* _Data for the task_

• • • •

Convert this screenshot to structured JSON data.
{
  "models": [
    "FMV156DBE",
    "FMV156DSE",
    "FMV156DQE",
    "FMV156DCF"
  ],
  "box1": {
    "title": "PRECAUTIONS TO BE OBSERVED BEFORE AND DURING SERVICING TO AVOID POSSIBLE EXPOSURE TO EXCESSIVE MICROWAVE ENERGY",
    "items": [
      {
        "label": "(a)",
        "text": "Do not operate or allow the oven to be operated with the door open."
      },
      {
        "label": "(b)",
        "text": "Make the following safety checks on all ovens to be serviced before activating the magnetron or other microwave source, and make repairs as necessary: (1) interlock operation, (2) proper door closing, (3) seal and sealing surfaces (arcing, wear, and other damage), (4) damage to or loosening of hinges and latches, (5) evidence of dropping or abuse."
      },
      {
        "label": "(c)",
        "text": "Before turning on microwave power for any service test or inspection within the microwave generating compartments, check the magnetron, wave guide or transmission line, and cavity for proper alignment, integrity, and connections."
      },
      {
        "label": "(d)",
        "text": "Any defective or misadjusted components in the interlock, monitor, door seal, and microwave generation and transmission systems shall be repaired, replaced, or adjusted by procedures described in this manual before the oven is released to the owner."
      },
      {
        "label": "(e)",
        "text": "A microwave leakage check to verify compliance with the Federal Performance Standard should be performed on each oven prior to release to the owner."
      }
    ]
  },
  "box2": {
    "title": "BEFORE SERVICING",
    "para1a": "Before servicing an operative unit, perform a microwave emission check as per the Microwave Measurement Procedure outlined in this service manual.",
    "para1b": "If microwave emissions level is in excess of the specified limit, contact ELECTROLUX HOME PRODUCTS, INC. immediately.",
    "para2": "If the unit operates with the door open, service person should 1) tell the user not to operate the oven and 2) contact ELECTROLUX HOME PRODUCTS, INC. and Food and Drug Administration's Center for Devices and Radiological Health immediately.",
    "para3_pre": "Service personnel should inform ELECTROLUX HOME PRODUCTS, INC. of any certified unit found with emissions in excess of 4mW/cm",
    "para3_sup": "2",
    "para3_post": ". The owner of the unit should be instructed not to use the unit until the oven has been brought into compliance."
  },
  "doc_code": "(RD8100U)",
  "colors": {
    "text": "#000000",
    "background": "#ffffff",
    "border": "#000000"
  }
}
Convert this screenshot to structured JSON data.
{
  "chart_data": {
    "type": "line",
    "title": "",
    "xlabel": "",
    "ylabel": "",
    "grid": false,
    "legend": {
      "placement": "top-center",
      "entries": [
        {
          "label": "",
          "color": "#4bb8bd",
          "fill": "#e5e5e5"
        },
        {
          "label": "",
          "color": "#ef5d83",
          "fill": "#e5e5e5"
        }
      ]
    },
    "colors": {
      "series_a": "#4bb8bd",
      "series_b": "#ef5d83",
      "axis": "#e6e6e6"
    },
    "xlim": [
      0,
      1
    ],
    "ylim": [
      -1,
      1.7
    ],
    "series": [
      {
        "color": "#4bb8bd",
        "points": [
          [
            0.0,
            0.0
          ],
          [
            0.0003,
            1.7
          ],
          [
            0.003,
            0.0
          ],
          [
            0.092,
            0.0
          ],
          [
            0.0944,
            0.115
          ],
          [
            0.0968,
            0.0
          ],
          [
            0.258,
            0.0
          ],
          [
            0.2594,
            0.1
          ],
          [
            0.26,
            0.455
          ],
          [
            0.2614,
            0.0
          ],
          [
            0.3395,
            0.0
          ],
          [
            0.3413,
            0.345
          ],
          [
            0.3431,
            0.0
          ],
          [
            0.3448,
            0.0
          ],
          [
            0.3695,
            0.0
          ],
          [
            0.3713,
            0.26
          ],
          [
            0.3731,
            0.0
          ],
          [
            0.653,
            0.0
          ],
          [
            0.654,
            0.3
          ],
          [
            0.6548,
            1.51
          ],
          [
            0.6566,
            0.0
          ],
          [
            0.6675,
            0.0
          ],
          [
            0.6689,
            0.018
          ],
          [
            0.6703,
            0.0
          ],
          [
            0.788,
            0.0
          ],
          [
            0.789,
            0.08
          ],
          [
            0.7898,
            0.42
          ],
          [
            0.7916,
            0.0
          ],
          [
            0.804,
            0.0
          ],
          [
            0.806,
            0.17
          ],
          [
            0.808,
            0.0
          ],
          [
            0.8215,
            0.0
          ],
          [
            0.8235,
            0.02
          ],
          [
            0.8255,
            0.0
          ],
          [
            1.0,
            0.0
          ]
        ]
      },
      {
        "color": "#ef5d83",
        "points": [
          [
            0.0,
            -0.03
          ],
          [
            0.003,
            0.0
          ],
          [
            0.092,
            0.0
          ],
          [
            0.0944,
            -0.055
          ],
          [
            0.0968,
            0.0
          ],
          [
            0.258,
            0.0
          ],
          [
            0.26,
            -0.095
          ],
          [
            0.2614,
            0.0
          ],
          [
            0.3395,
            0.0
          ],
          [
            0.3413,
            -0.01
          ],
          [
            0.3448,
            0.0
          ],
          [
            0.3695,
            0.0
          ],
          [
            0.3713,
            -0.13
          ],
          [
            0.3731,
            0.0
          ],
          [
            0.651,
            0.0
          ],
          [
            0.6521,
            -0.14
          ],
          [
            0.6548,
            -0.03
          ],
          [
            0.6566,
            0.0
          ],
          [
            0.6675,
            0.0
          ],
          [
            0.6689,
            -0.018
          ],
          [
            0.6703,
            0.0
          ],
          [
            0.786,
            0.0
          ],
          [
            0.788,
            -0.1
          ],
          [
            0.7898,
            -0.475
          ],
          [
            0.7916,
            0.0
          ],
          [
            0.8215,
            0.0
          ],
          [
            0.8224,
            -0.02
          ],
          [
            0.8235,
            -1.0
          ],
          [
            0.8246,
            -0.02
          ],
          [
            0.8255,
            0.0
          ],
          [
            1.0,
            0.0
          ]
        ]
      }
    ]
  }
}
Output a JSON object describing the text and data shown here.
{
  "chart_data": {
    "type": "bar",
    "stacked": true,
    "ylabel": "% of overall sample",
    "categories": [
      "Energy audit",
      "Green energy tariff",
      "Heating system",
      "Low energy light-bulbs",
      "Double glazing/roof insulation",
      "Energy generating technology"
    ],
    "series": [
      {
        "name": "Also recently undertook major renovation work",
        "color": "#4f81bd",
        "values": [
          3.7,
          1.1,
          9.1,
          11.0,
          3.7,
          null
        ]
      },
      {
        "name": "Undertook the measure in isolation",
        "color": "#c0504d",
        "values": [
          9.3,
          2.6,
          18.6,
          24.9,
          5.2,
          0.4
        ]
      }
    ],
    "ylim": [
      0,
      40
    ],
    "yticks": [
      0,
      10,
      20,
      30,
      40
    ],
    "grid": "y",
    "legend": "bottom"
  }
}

• • • •

* _Exercise description_
Find every line in the records above that contains the word "generating", and copy each one.

* _Task result_
        "text": "Before turning on microwave power for any service test or inspection within the microwave generating compartments, check the magnetron, wave guide or transmission line, and cavity for proper alignment, integrity, and connections."
      "Energy generating technology"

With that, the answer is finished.